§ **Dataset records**
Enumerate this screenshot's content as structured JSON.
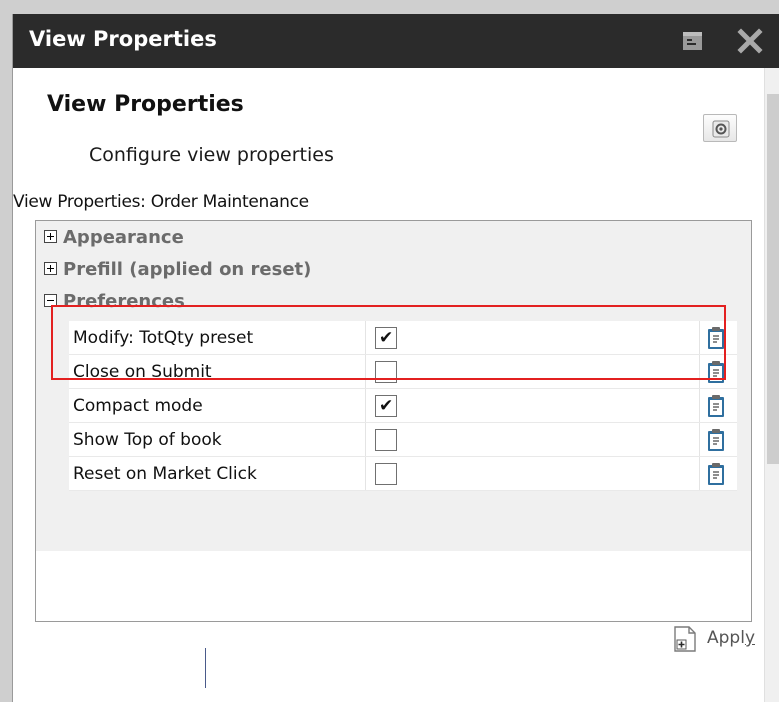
{
  "window": {
    "title": "View Properties"
  },
  "panel": {
    "title": "View Properties",
    "subtitle": "Configure view properties",
    "settings_icon": "gear-icon"
  },
  "view_label": "View Properties: Order Maintenance",
  "sections": [
    {
      "label": "Appearance",
      "expanded": false
    },
    {
      "label": "Prefill (applied on reset)",
      "expanded": false
    },
    {
      "label": "Preferences",
      "expanded": true
    }
  ],
  "preferences": [
    {
      "label": "Modify: TotQty preset",
      "checked": true,
      "checkmark": "✔"
    },
    {
      "label": "Close on Submit",
      "checked": false,
      "checkmark": ""
    },
    {
      "label": "Compact mode",
      "checked": true,
      "checkmark": "✔"
    },
    {
      "label": "Show Top of book",
      "checked": false,
      "checkmark": ""
    },
    {
      "label": "Reset on Market Click",
      "checked": false,
      "checkmark": ""
    }
  ],
  "apply": {
    "label_main": "Appl",
    "label_underlined": "y"
  },
  "colors": {
    "titlebar": "#2b2b2b",
    "highlight": "#e32020"
  }
}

§ **WHAT IS NEEDED**
Word for word, quote the full listing, omitting every picture.

§ **WRITTEN SOLUTION**
Enumerate this screenshot's content as structured JSON.
{
  "window": {
    "title": "View Properties"
  },
  "panel": {
    "title": "View Properties",
    "subtitle": "Configure view properties",
    "settings_icon": "gear-icon"
  },
  "view_label": "View Properties: Order Maintenance",
  "sections": [
    {
      "label": "Appearance",
      "expanded": false
    },
    {
      "label": "Prefill (applied on reset)",
      "expanded": false
    },
    {
      "label": "Preferences",
      "expanded": true
    }
  ],
  "preferences": [
    {
      "label": "Modify: TotQty preset",
      "checked": true,
      "checkmark": "✔"
    },
    {
      "label": "Close on Submit",
      "checked": false,
      "checkmark": ""
    },
    {
      "label": "Compact mode",
      "checked": true,
      "checkmark": "✔"
    },
    {
      "label": "Show Top of book",
      "checked": false,
      "checkmark": ""
    },
    {
      "label": "Reset on Market Click",
      "checked": false,
      "checkmark": ""
    }
  ],
  "apply": {
    "label_main": "Appl",
    "label_underlined": "y"
  },
  "colors": {
    "titlebar": "#2b2b2b",
    "highlight": "#e32020"
  }
}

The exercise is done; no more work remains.